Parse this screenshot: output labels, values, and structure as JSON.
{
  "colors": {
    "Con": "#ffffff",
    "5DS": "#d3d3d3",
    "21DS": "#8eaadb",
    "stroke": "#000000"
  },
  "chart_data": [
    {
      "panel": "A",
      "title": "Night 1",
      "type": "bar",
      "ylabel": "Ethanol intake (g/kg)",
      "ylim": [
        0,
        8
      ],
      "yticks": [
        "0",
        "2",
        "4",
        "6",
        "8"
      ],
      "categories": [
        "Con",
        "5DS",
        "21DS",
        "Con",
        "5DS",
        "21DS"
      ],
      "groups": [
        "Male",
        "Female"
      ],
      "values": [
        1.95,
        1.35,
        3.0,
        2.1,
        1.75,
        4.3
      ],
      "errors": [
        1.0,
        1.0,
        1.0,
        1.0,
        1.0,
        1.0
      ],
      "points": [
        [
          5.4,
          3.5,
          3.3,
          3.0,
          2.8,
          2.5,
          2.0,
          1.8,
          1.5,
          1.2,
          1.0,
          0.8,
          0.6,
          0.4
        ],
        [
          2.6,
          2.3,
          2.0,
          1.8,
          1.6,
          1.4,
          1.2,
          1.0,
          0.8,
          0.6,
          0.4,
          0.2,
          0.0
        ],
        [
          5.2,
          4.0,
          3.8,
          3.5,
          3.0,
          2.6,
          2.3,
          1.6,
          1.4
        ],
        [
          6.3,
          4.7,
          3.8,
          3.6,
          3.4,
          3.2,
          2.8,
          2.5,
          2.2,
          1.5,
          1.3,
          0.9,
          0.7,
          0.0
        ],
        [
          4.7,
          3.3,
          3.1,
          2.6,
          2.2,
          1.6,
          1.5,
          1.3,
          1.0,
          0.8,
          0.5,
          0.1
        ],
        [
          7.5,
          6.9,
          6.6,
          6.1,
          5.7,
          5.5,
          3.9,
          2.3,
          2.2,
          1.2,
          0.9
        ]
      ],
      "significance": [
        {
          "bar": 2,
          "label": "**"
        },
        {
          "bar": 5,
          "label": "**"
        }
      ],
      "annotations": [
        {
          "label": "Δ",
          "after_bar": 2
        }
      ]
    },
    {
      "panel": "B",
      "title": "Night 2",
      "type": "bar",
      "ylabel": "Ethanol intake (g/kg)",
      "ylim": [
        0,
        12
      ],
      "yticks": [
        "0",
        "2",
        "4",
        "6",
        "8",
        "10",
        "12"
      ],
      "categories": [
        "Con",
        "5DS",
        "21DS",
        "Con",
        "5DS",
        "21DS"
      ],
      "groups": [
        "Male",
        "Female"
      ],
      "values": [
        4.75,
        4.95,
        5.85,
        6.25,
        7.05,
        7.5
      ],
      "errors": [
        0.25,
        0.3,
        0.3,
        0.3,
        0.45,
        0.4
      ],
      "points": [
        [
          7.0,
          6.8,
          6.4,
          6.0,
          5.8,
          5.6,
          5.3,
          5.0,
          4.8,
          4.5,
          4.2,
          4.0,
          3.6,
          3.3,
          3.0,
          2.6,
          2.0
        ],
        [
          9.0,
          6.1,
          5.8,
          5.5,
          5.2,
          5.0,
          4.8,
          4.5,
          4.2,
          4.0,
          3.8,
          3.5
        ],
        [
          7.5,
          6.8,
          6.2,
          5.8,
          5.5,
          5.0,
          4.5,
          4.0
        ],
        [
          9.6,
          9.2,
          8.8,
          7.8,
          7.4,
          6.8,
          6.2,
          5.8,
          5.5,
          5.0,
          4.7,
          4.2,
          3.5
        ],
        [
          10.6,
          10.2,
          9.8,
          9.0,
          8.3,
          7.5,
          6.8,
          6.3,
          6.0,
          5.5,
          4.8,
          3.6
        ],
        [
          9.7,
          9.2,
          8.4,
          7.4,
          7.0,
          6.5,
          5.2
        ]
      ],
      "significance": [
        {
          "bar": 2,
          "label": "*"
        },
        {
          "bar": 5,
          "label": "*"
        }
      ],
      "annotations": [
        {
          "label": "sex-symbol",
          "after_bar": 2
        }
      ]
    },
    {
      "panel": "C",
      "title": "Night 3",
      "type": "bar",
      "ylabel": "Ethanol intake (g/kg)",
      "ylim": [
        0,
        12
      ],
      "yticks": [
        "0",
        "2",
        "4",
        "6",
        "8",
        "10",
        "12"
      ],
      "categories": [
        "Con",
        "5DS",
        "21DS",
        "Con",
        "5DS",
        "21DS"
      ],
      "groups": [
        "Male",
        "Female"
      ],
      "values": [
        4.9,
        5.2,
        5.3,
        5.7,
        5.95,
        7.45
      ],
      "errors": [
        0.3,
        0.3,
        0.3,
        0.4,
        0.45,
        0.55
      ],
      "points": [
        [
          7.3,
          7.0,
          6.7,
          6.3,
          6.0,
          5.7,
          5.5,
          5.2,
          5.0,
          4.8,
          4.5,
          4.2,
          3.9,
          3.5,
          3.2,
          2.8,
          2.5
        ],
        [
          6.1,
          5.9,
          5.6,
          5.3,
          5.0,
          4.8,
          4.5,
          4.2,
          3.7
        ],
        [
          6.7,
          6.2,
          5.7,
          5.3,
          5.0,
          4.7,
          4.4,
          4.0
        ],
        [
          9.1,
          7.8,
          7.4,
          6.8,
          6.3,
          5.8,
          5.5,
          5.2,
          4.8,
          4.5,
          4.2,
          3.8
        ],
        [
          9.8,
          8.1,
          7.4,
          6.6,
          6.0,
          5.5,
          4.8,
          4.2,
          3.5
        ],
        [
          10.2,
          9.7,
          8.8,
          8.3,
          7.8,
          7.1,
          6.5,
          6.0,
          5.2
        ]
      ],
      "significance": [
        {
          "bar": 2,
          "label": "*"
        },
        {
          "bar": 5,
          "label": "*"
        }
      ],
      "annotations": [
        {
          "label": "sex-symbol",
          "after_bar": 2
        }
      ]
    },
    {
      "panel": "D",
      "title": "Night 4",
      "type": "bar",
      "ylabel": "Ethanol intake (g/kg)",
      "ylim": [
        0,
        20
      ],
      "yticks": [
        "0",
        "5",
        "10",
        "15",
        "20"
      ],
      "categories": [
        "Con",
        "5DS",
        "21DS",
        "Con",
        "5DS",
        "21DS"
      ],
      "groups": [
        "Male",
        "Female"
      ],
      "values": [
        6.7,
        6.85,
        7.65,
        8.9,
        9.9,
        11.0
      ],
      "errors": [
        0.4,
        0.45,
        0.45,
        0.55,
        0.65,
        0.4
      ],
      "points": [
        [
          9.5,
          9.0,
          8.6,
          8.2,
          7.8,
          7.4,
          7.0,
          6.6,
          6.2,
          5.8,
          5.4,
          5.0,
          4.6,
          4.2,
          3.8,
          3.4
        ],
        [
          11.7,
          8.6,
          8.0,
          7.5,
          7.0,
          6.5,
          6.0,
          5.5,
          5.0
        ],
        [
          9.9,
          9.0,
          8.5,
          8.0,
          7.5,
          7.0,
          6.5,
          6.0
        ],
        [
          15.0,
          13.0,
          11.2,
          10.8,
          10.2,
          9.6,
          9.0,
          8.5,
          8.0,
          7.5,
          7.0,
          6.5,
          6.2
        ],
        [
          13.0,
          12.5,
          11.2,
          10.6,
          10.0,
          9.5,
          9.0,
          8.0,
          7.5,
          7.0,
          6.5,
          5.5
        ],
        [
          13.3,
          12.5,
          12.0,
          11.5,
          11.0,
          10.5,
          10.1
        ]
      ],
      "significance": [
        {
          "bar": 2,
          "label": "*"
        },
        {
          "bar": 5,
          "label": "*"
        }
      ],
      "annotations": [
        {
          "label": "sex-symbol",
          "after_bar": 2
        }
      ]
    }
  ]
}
************
## [WORK TO BE COMPLETED]
Copy the material above verbatim.

## [COMPLETED TASK]
Parse this screenshot: output labels, values, and structure as JSON.
{
  "colors": {
    "Con": "#ffffff",
    "5DS": "#d3d3d3",
    "21DS": "#8eaadb",
    "stroke": "#000000"
  },
  "chart_data": [
    {
      "panel": "A",
      "title": "Night 1",
      "type": "bar",
      "ylabel": "Ethanol intake (g/kg)",
      "ylim": [
        0,
        8
      ],
      "yticks": [
        "0",
        "2",
        "4",
        "6",
        "8"
      ],
      "categories": [
        "Con",
        "5DS",
        "21DS",
        "Con",
        "5DS",
        "21DS"
      ],
      "groups": [
        "Male",
        "Female"
      ],
      "values": [
        1.95,
        1.35,
        3.0,
        2.1,
        1.75,
        4.3
      ],
      "errors": [
        1.0,
        1.0,
        1.0,
        1.0,
        1.0,
        1.0
      ],
      "points": [
        [
          5.4,
          3.5,
          3.3,
          3.0,
          2.8,
          2.5,
          2.0,
          1.8,
          1.5,
          1.2,
          1.0,
          0.8,
          0.6,
          0.4
        ],
        [
          2.6,
          2.3,
          2.0,
          1.8,
          1.6,
          1.4,
          1.2,
          1.0,
          0.8,
          0.6,
          0.4,
          0.2,
          0.0
        ],
        [
          5.2,
          4.0,
          3.8,
          3.5,
          3.0,
          2.6,
          2.3,
          1.6,
          1.4
        ],
        [
          6.3,
          4.7,
          3.8,
          3.6,
          3.4,
          3.2,
          2.8,
          2.5,
          2.2,
          1.5,
          1.3,
          0.9,
          0.7,
          0.0
        ],
        [
          4.7,
          3.3,
          3.1,
          2.6,
          2.2,
          1.6,
          1.5,
          1.3,
          1.0,
          0.8,
          0.5,
          0.1
        ],
        [
          7.5,
          6.9,
          6.6,
          6.1,
          5.7,
          5.5,
          3.9,
          2.3,
          2.2,
          1.2,
          0.9
        ]
      ],
      "significance": [
        {
          "bar": 2,
          "label": "**"
        },
        {
          "bar": 5,
          "label": "**"
        }
      ],
      "annotations": [
        {
          "label": "Δ",
          "after_bar": 2
        }
      ]
    },
    {
      "panel": "B",
      "title": "Night 2",
      "type": "bar",
      "ylabel": "Ethanol intake (g/kg)",
      "ylim": [
        0,
        12
      ],
      "yticks": [
        "0",
        "2",
        "4",
        "6",
        "8",
        "10",
        "12"
      ],
      "categories": [
        "Con",
        "5DS",
        "21DS",
        "Con",
        "5DS",
        "21DS"
      ],
      "groups": [
        "Male",
        "Female"
      ],
      "values": [
        4.75,
        4.95,
        5.85,
        6.25,
        7.05,
        7.5
      ],
      "errors": [
        0.25,
        0.3,
        0.3,
        0.3,
        0.45,
        0.4
      ],
      "points": [
        [
          7.0,
          6.8,
          6.4,
          6.0,
          5.8,
          5.6,
          5.3,
          5.0,
          4.8,
          4.5,
          4.2,
          4.0,
          3.6,
          3.3,
          3.0,
          2.6,
          2.0
        ],
        [
          9.0,
          6.1,
          5.8,
          5.5,
          5.2,
          5.0,
          4.8,
          4.5,
          4.2,
          4.0,
          3.8,
          3.5
        ],
        [
          7.5,
          6.8,
          6.2,
          5.8,
          5.5,
          5.0,
          4.5,
          4.0
        ],
        [
          9.6,
          9.2,
          8.8,
          7.8,
          7.4,
          6.8,
          6.2,
          5.8,
          5.5,
          5.0,
          4.7,
          4.2,
          3.5
        ],
        [
          10.6,
          10.2,
          9.8,
          9.0,
          8.3,
          7.5,
          6.8,
          6.3,
          6.0,
          5.5,
          4.8,
          3.6
        ],
        [
          9.7,
          9.2,
          8.4,
          7.4,
          7.0,
          6.5,
          5.2
        ]
      ],
      "significance": [
        {
          "bar": 2,
          "label": "*"
        },
        {
          "bar": 5,
          "label": "*"
        }
      ],
      "annotations": [
        {
          "label": "sex-symbol",
          "after_bar": 2
        }
      ]
    },
    {
      "panel": "C",
      "title": "Night 3",
      "type": "bar",
      "ylabel": "Ethanol intake (g/kg)",
      "ylim": [
        0,
        12
      ],
      "yticks": [
        "0",
        "2",
        "4",
        "6",
        "8",
        "10",
        "12"
      ],
      "categories": [
        "Con",
        "5DS",
        "21DS",
        "Con",
        "5DS",
        "21DS"
      ],
      "groups": [
        "Male",
        "Female"
      ],
      "values": [
        4.9,
        5.2,
        5.3,
        5.7,
        5.95,
        7.45
      ],
      "errors": [
        0.3,
        0.3,
        0.3,
        0.4,
        0.45,
        0.55
      ],
      "points": [
        [
          7.3,
          7.0,
          6.7,
          6.3,
          6.0,
          5.7,
          5.5,
          5.2,
          5.0,
          4.8,
          4.5,
          4.2,
          3.9,
          3.5,
          3.2,
          2.8,
          2.5
        ],
        [
          6.1,
          5.9,
          5.6,
          5.3,
          5.0,
          4.8,
          4.5,
          4.2,
          3.7
        ],
        [
          6.7,
          6.2,
          5.7,
          5.3,
          5.0,
          4.7,
          4.4,
          4.0
        ],
        [
          9.1,
          7.8,
          7.4,
          6.8,
          6.3,
          5.8,
          5.5,
          5.2,
          4.8,
          4.5,
          4.2,
          3.8
        ],
        [
          9.8,
          8.1,
          7.4,
          6.6,
          6.0,
          5.5,
          4.8,
          4.2,
          3.5
        ],
        [
          10.2,
          9.7,
          8.8,
          8.3,
          7.8,
          7.1,
          6.5,
          6.0,
          5.2
        ]
      ],
      "significance": [
        {
          "bar": 2,
          "label": "*"
        },
        {
          "bar": 5,
          "label": "*"
        }
      ],
      "annotations": [
        {
          "label": "sex-symbol",
          "after_bar": 2
        }
      ]
    },
    {
      "panel": "D",
      "title": "Night 4",
      "type": "bar",
      "ylabel": "Ethanol intake (g/kg)",
      "ylim": [
        0,
        20
      ],
      "yticks": [
        "0",
        "5",
        "10",
        "15",
        "20"
      ],
      "categories": [
        "Con",
        "5DS",
        "21DS",
        "Con",
        "5DS",
        "21DS"
      ],
      "groups": [
        "Male",
        "Female"
      ],
      "values": [
        6.7,
        6.85,
        7.65,
        8.9,
        9.9,
        11.0
      ],
      "errors": [
        0.4,
        0.45,
        0.45,
        0.55,
        0.65,
        0.4
      ],
      "points": [
        [
          9.5,
          9.0,
          8.6,
          8.2,
          7.8,
          7.4,
          7.0,
          6.6,
          6.2,
          5.8,
          5.4,
          5.0,
          4.6,
          4.2,
          3.8,
          3.4
        ],
        [
          11.7,
          8.6,
          8.0,
          7.5,
          7.0,
          6.5,
          6.0,
          5.5,
          5.0
        ],
        [
          9.9,
          9.0,
          8.5,
          8.0,
          7.5,
          7.0,
          6.5,
          6.0
        ],
        [
          15.0,
          13.0,
          11.2,
          10.8,
          10.2,
          9.6,
          9.0,
          8.5,
          8.0,
          7.5,
          7.0,
          6.5,
          6.2
        ],
        [
          13.0,
          12.5,
          11.2,
          10.6,
          10.0,
          9.5,
          9.0,
          8.0,
          7.5,
          7.0,
          6.5,
          5.5
        ],
        [
          13.3,
          12.5,
          12.0,
          11.5,
          11.0,
          10.5,
          10.1
        ]
      ],
      "significance": [
        {
          "bar": 2,
          "label": "*"
        },
        {
          "bar": 5,
          "label": "*"
        }
      ],
      "annotations": [
        {
          "label": "sex-symbol",
          "after_bar": 2
        }
      ]
    }
  ]
}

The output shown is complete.